• Work to do
In the listing below, count the lines containing the string "Wyżyny" and state only the number.
■ ■ ■ ■ ■ ■ ■
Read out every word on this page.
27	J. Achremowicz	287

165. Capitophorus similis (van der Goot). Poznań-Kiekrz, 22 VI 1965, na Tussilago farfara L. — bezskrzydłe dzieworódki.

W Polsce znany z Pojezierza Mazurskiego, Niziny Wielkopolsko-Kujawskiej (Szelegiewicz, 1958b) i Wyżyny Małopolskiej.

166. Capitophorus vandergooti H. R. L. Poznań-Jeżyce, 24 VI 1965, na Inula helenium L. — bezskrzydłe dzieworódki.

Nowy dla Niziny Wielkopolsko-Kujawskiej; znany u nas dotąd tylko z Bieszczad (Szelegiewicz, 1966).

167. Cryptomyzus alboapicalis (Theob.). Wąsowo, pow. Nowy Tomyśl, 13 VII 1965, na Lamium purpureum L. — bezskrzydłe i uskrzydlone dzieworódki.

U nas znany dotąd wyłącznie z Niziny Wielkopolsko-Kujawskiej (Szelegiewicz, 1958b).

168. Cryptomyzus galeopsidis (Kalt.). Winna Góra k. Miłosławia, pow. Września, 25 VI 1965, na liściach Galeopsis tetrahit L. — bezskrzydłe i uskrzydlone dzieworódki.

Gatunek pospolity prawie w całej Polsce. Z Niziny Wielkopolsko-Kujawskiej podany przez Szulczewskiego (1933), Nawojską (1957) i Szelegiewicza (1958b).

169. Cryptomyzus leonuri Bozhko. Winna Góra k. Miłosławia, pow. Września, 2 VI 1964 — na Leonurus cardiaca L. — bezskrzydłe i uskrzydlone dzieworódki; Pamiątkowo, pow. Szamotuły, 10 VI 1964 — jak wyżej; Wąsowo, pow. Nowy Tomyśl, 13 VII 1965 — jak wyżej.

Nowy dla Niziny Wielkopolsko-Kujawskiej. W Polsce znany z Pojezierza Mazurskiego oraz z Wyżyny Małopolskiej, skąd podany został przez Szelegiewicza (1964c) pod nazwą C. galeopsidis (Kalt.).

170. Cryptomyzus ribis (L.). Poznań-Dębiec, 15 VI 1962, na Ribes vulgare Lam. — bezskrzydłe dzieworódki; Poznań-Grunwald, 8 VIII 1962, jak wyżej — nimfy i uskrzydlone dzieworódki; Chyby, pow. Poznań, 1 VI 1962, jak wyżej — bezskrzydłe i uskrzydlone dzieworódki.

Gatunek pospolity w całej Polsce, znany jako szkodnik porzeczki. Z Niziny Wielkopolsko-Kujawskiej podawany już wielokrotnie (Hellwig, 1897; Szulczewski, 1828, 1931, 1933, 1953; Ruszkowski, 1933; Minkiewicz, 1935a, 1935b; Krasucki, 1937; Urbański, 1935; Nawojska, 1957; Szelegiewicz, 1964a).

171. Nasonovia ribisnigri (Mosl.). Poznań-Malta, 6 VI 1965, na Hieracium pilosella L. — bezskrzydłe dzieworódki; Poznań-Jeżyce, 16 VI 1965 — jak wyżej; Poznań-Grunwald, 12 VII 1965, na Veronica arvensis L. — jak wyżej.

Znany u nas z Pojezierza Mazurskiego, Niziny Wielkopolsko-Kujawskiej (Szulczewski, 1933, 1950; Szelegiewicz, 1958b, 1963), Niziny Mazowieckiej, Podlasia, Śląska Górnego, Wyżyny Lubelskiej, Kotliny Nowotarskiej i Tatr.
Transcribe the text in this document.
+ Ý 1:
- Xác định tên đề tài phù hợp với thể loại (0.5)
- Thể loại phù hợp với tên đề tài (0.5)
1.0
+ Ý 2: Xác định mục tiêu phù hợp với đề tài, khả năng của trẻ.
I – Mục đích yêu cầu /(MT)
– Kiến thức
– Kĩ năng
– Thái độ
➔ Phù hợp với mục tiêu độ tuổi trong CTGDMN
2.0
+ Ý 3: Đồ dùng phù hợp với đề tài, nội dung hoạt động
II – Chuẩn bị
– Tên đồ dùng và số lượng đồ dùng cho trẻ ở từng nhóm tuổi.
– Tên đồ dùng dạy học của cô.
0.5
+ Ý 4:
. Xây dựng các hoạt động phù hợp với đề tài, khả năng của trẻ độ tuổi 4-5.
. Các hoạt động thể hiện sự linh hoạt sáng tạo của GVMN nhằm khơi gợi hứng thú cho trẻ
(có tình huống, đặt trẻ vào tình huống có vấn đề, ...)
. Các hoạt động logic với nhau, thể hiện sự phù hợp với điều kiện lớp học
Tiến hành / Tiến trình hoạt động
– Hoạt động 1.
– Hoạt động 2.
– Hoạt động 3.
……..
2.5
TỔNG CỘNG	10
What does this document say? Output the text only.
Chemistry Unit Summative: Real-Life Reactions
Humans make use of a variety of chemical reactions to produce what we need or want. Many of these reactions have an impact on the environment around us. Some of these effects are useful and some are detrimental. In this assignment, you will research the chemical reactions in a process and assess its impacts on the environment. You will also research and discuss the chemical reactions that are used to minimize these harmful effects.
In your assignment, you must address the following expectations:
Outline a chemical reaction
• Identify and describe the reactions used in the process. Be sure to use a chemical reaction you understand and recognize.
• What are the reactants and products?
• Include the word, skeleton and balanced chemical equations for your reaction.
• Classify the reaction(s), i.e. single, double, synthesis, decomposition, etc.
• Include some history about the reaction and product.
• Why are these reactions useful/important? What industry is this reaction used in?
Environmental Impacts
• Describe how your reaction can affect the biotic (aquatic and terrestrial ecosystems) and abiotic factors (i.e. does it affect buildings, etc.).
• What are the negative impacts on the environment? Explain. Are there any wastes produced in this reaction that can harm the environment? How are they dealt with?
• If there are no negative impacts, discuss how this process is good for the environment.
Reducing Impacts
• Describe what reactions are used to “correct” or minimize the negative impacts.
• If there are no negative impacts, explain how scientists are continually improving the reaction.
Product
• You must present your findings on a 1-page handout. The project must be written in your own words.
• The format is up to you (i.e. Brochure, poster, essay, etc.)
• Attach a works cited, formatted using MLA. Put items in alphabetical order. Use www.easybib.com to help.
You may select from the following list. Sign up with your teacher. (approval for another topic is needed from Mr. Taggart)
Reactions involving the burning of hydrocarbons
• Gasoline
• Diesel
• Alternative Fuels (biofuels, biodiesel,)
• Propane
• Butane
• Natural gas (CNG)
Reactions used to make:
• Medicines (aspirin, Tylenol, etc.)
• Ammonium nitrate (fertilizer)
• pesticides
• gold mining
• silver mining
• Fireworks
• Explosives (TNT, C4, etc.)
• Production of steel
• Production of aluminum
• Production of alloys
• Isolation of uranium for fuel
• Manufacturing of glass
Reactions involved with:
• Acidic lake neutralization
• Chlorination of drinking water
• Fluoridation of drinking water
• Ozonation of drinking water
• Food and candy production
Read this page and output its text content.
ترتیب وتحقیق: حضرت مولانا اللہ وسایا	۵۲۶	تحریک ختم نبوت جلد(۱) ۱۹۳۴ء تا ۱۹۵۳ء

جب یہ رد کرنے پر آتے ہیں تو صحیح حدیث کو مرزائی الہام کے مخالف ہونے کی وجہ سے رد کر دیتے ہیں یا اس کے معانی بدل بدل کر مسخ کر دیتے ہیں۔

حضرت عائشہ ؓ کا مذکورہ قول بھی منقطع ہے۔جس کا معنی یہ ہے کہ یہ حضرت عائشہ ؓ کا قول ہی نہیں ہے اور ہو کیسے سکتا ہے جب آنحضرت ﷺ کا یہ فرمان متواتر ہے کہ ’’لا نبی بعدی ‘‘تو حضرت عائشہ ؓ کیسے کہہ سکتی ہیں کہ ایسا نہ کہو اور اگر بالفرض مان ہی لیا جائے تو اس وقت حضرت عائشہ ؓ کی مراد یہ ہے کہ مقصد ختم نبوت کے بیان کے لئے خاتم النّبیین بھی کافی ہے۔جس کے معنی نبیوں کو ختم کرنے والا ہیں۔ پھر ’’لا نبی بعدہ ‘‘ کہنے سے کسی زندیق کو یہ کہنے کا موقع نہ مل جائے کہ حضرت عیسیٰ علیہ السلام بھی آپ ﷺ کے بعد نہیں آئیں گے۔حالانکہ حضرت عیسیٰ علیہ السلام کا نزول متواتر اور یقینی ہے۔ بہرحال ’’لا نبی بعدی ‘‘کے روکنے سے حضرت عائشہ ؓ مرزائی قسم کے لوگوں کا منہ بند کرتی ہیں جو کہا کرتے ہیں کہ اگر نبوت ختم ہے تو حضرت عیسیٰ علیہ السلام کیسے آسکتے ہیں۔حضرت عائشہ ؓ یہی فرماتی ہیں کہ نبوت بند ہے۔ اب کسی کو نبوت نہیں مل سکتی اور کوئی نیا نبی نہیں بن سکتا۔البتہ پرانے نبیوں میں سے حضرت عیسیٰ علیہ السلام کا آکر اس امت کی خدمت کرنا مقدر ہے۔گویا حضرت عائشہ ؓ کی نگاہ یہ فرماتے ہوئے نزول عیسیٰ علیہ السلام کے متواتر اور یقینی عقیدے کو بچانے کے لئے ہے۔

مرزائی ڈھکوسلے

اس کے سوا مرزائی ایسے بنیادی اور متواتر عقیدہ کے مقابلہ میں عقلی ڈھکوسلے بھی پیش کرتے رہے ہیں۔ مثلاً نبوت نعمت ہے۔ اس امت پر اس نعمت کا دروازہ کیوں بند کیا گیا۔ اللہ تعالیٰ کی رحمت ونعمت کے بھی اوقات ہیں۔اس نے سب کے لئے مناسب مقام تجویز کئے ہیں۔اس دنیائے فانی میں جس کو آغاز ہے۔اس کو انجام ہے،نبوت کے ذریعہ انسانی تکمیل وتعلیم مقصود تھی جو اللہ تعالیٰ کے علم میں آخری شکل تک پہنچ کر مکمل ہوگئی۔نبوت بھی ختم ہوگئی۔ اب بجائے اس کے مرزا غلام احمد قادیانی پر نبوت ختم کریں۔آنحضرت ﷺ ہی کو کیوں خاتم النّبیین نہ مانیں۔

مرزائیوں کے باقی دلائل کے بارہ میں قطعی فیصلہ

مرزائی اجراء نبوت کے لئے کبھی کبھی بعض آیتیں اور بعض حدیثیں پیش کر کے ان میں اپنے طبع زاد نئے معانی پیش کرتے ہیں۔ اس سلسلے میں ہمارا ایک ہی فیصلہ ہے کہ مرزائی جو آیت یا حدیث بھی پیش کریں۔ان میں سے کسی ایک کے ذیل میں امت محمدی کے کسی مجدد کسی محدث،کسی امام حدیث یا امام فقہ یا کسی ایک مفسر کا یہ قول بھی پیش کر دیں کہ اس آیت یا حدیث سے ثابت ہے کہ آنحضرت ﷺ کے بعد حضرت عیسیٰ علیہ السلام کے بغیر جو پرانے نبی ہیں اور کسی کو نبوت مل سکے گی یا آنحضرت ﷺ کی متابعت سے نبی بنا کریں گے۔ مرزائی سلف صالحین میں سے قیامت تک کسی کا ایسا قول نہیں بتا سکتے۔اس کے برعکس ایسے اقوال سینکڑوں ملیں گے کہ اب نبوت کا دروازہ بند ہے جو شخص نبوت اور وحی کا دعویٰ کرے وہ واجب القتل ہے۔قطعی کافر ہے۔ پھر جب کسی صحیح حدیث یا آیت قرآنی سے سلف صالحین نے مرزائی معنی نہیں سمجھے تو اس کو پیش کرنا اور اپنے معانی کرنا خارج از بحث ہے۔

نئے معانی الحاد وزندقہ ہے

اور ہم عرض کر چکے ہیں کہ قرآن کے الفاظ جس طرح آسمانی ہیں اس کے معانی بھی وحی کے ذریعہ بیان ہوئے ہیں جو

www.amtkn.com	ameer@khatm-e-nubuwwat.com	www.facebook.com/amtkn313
■ ■ ■ ■ ■ ■ ■
• Result of this exercise
3